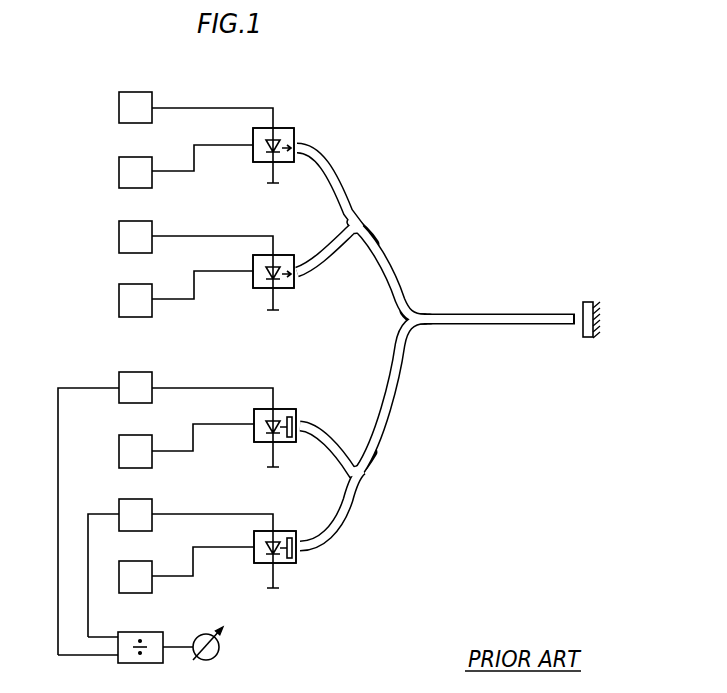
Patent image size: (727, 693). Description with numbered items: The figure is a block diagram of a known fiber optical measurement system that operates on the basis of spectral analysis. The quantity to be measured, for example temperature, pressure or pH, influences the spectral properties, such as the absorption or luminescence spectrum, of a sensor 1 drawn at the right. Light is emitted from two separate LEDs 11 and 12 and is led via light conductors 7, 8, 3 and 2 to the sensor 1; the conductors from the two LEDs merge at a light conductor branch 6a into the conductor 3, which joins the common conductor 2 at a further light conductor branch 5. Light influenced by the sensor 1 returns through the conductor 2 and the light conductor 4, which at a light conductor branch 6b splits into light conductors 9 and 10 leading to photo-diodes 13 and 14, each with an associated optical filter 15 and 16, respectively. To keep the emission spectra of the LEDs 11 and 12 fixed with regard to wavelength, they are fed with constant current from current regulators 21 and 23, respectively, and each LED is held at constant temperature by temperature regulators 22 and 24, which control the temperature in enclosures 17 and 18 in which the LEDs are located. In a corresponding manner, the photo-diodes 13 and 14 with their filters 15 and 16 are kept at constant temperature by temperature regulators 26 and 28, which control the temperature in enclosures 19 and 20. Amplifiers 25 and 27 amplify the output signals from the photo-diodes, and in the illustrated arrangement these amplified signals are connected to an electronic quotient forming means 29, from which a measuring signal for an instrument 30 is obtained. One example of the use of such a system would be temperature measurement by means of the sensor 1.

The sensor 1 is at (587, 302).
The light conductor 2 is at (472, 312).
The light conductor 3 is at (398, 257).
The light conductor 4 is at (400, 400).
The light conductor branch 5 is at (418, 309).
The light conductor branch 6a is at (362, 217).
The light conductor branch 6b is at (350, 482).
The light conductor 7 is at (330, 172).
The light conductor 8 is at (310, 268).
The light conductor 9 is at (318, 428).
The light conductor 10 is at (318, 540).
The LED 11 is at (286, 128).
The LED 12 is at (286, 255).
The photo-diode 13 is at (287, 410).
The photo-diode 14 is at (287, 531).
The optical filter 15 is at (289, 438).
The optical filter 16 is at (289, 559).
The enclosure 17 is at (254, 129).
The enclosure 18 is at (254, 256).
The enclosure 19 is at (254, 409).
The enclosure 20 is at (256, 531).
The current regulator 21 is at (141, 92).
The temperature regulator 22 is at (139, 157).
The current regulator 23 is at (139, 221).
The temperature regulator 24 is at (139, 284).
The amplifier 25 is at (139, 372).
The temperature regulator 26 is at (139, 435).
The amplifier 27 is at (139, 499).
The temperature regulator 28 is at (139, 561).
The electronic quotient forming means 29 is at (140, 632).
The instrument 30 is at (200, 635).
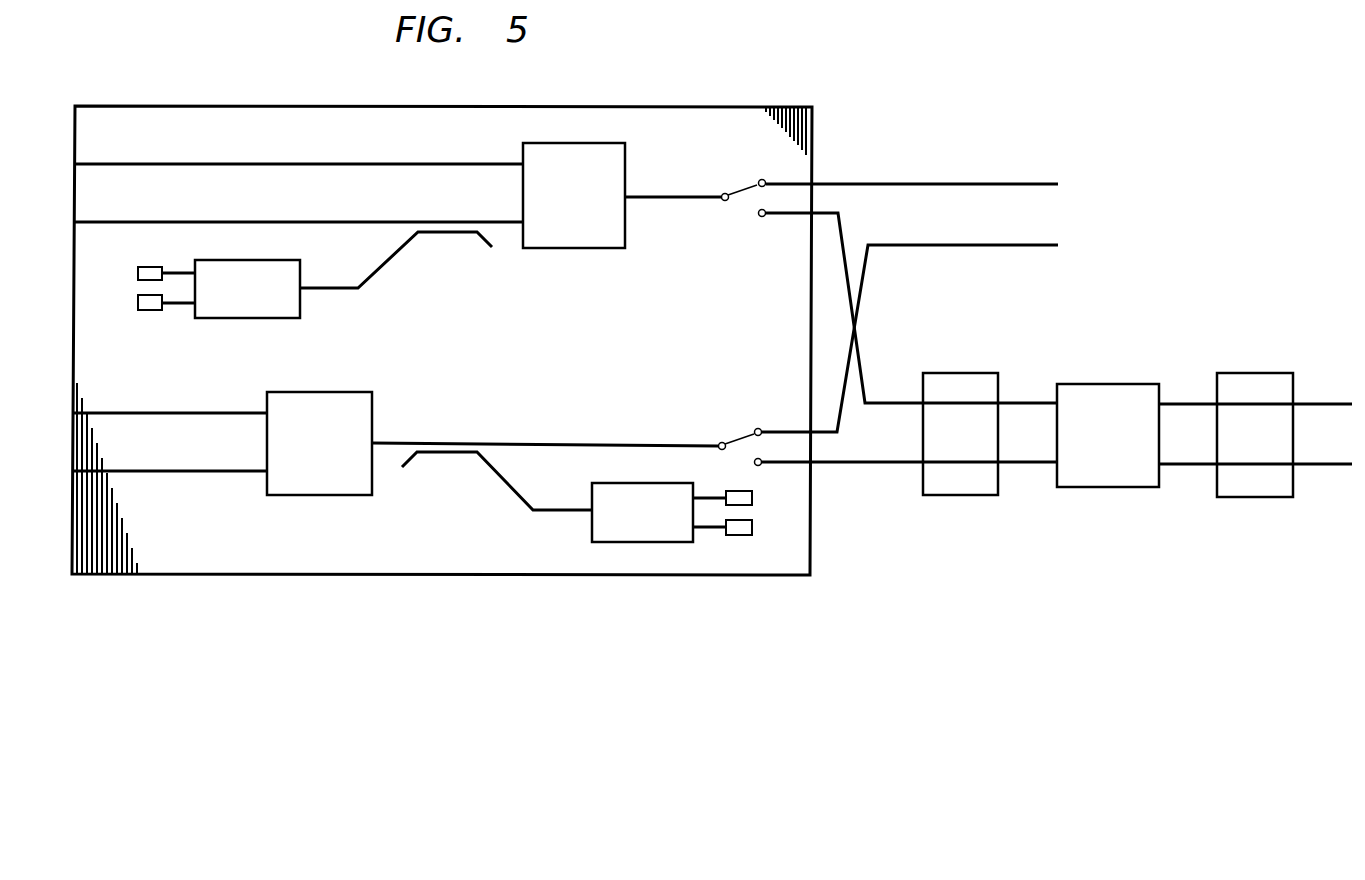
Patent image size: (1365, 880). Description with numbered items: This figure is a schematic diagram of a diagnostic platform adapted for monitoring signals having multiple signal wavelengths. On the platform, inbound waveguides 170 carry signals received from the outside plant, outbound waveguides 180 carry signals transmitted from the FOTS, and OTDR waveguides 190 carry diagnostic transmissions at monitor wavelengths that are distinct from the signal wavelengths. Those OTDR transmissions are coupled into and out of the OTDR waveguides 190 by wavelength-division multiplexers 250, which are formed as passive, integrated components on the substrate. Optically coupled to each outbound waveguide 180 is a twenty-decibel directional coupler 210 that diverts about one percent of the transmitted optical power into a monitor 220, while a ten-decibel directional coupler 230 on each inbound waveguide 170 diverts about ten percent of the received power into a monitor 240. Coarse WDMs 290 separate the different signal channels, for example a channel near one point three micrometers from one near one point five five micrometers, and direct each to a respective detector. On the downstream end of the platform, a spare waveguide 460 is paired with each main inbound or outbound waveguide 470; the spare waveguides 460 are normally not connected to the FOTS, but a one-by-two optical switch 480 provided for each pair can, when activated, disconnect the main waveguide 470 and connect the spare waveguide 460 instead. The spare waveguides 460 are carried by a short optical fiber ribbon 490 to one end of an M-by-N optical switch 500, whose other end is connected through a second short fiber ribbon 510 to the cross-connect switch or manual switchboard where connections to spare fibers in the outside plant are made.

### What the task asks
Output every line of the items above as a numbered list, skipping blank lines and leaving out the pictures.

### Solution
1. Patent image size: (727, 693). Description with numbered items: The figure is a block diagram of a known fiber optical measurement system that operates on the basis of spectral analysis. The quantity to be measured, for example temperature, pressure or pH, influences the spectral properties, such as the absorption or luminescence spectrum, of a sensor 1 drawn at the right. Light is emitted from two separate LEDs 11 and 12 and is led via light conductors 7, 8, 3 and 2 to the sensor 1; the conductors from the two LEDs merge at a light conductor branch 6a into the conductor 3, which joins the common conductor 2 at a further light conductor branch 5. Light influenced by the sensor 1 returns through the conductor 2 and the light conductor 4, which at a light conductor branch 6b splits into light conductors 9 and 10 leading to photo-diodes 13 and 14, each with an associated optical filter 15 and 16, respectively. To keep the emission spectra of the LEDs 11 and 12 fixed with regard to wavelength, they are fed with constant current from current regulators 21 and 23, respectively, and each LED is held at constant temperature by temperature regulators 22 and 24, which control the temperature in enclosures 17 and 18 in which the LEDs are located. In a corresponding manner, the photo-diodes 13 and 14 with their filters 15 and 16 are kept at constant temperature by temperature regulators 26 and 28, which control the temperature in enclosures 19 and 20. Amplifiers 25 and 27 amplify the output signals from the photo-diodes, and in the illustrated arrangement these amplified signals are connected to an electronic quotient forming means 29, from which a measuring signal for an instrument 30 is obtained. One example of the use of such a system would be temperature measurement by means of the sensor 1.
2. The sensor 1 is at (587, 302).
3. The light conductor 2 is at (472, 312).
4. The light conductor 3 is at (398, 257).
5. The light conductor 4 is at (400, 400).
6. The light conductor branch 5 is at (418, 309).
7. The light conductor branch 6a is at (362, 217).
8. The light conductor branch 6b is at (350, 482).
9. The light conductor 7 is at (330, 172).
10. The light conductor 8 is at (310, 268).
11. The light conductor 9 is at (318, 428).
12. The light conductor 10 is at (318, 540).
13. The LED 11 is at (286, 128).
14. The LED 12 is at (286, 255).
15. The photo-diode 13 is at (287, 410).
16. The photo-diode 14 is at (287, 531).
17. The optical filter 15 is at (289, 438).
18. The optical filter 16 is at (289, 559).
19. The enclosure 17 is at (254, 129).
20. The enclosure 18 is at (254, 256).
21. The enclosure 19 is at (254, 409).
22. The enclosure 20 is at (256, 531).
23. The current regulator 21 is at (141, 92).
24. The temperature regulator 22 is at (139, 157).
25. The current regulator 23 is at (139, 221).
26. The temperature regulator 24 is at (139, 284).
27. The amplifier 25 is at (139, 372).
28. The temperature regulator 26 is at (139, 435).
29. The amplifier 27 is at (139, 499).
30. The temperature regulator 28 is at (139, 561).
31. The electronic quotient forming means 29 is at (140, 632).
32. The instrument 30 is at (200, 635).
33. Patent image size: (1365, 880). Description with numbered items: This figure is a schematic diagram of a diagnostic platform adapted for monitoring signals having multiple signal wavelengths. On the platform, inbound waveguides 170 carry signals received from the outside plant, outbound waveguides 180 carry signals transmitted from the FOTS, and OTDR waveguides 190 carry diagnostic transmissions at monitor wavelengths that are distinct from the signal wavelengths. Those OTDR transmissions are coupled into and out of the OTDR waveguides 190 by wavelength-division multiplexers 250, which are formed as passive, integrated components on the substrate. Optically coupled to each outbound waveguide 180 is a twenty-decibel directional coupler 210 that diverts about one percent of the transmitted optical power into a monitor 220, while a ten-decibel directional coupler 230 on each inbound waveguide 170 diverts about ten percent of the received power into a monitor 240. Coarse WDMs 290 separate the different signal channels, for example a channel near one point three micrometers from one near one point five five micrometers, and direct each to a respective detector. On the downstream end of the platform, a spare waveguide 460 is paired with each main inbound or outbound waveguide 470; the spare waveguides 460 are normally not connected to the FOTS, but a one-by-two optical switch 480 provided for each pair can, when activated, disconnect the main waveguide 470 and connect the spare waveguide 460 instead. The spare waveguides 460 are carried by a short optical fiber ribbon 490 to one end of an M-by-N optical switch 500, whose other end is connected through a second short fiber ribbon 510 to the cross-connect switch or manual switchboard where connections to spare fibers in the outside plant are made.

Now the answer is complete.